What to work on -
Write out the records beneath this line exactly as they appear, minus any images.

Dataset entries on figures:
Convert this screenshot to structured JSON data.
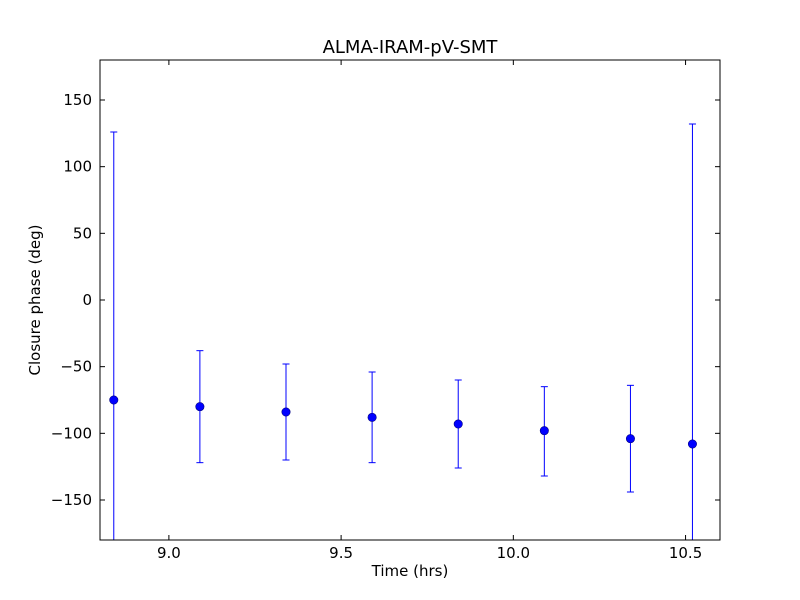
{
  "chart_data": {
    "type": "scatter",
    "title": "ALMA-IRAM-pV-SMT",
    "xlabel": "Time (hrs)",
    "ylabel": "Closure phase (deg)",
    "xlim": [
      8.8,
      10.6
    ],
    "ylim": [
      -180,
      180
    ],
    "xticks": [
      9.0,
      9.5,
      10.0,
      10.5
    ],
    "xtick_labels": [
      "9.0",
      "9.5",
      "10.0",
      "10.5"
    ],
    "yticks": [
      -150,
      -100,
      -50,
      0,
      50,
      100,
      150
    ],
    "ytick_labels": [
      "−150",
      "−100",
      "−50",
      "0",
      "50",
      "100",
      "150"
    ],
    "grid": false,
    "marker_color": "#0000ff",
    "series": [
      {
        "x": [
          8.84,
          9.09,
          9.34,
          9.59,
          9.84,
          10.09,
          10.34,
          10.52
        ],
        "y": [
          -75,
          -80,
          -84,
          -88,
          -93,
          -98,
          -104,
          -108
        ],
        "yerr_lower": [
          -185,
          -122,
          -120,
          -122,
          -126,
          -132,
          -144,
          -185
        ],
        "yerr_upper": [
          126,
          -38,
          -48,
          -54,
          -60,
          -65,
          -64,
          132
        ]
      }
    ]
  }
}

Exercise answer -
Convert this screenshot to structured JSON data.
{
  "chart_data": {
    "type": "scatter",
    "title": "ALMA-IRAM-pV-SMT",
    "xlabel": "Time (hrs)",
    "ylabel": "Closure phase (deg)",
    "xlim": [
      8.8,
      10.6
    ],
    "ylim": [
      -180,
      180
    ],
    "xticks": [
      9.0,
      9.5,
      10.0,
      10.5
    ],
    "xtick_labels": [
      "9.0",
      "9.5",
      "10.0",
      "10.5"
    ],
    "yticks": [
      -150,
      -100,
      -50,
      0,
      50,
      100,
      150
    ],
    "ytick_labels": [
      "−150",
      "−100",
      "−50",
      "0",
      "50",
      "100",
      "150"
    ],
    "grid": false,
    "marker_color": "#0000ff",
    "series": [
      {
        "x": [
          8.84,
          9.09,
          9.34,
          9.59,
          9.84,
          10.09,
          10.34,
          10.52
        ],
        "y": [
          -75,
          -80,
          -84,
          -88,
          -93,
          -98,
          -104,
          -108
        ],
        "yerr_lower": [
          -185,
          -122,
          -120,
          -122,
          -126,
          -132,
          -144,
          -185
        ],
        "yerr_upper": [
          126,
          -38,
          -48,
          -54,
          -60,
          -65,
          -64,
          132
        ]
      }
    ]
  }
}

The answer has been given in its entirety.